LISTED RECORDS:
== == ==

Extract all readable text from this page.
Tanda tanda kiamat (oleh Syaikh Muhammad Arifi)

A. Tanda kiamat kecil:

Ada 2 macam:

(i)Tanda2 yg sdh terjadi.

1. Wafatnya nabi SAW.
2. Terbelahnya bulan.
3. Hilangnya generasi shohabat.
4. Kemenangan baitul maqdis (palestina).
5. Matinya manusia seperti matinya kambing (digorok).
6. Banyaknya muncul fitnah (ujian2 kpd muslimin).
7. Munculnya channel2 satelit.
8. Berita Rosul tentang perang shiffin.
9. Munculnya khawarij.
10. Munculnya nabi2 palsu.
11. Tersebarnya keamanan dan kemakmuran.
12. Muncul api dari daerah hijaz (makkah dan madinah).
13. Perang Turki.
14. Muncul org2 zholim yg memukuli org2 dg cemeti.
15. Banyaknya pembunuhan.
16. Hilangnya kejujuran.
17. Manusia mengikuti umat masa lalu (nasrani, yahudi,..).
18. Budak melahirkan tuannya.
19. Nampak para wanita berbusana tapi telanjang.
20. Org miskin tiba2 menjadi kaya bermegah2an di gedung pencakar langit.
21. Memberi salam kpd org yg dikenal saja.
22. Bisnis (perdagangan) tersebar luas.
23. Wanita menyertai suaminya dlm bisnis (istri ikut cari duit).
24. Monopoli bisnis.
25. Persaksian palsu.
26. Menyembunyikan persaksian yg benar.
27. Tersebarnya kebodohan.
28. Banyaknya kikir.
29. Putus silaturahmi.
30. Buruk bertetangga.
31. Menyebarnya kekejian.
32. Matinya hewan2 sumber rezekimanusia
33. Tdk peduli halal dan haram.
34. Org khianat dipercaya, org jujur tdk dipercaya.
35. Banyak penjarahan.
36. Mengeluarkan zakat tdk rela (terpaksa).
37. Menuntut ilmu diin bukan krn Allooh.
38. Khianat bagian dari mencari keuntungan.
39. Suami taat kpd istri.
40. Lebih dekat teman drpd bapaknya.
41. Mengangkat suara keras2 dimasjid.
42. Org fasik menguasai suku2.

== == ==

DESCRIPTION OF THE TASK:
Transcribe all of the lines in the records precisely.

THE REPLY:
Extract all readable text from this page.
Tanda tanda kiamat (oleh Syaikh Muhammad Arifi)

A. Tanda kiamat kecil:

Ada 2 macam:

(i)Tanda2 yg sdh terjadi.

1. Wafatnya nabi SAW.
2. Terbelahnya bulan.
3. Hilangnya generasi shohabat.
4. Kemenangan baitul maqdis (palestina).
5. Matinya manusia seperti matinya kambing (digorok).
6. Banyaknya muncul fitnah (ujian2 kpd muslimin).
7. Munculnya channel2 satelit.
8. Berita Rosul tentang perang shiffin.
9. Munculnya khawarij.
10. Munculnya nabi2 palsu.
11. Tersebarnya keamanan dan kemakmuran.
12. Muncul api dari daerah hijaz (makkah dan madinah).
13. Perang Turki.
14. Muncul org2 zholim yg memukuli org2 dg cemeti.
15. Banyaknya pembunuhan.
16. Hilangnya kejujuran.
17. Manusia mengikuti umat masa lalu (nasrani, yahudi,..).
18. Budak melahirkan tuannya.
19. Nampak para wanita berbusana tapi telanjang.
20. Org miskin tiba2 menjadi kaya bermegah2an di gedung pencakar langit.
21. Memberi salam kpd org yg dikenal saja.
22. Bisnis (perdagangan) tersebar luas.
23. Wanita menyertai suaminya dlm bisnis (istri ikut cari duit).
24. Monopoli bisnis.
25. Persaksian palsu.
26. Menyembunyikan persaksian yg benar.
27. Tersebarnya kebodohan.
28. Banyaknya kikir.
29. Putus silaturahmi.
30. Buruk bertetangga.
31. Menyebarnya kekejian.
32. Matinya hewan2 sumber rezekimanusia
33. Tdk peduli halal dan haram.
34. Org khianat dipercaya, org jujur tdk dipercaya.
35. Banyak penjarahan.
36. Mengeluarkan zakat tdk rela (terpaksa).
37. Menuntut ilmu diin bukan krn Allooh.
38. Khianat bagian dari mencari keuntungan.
39. Suami taat kpd istri.
40. Lebih dekat teman drpd bapaknya.
41. Mengangkat suara keras2 dimasjid.
42. Org fasik menguasai suku2.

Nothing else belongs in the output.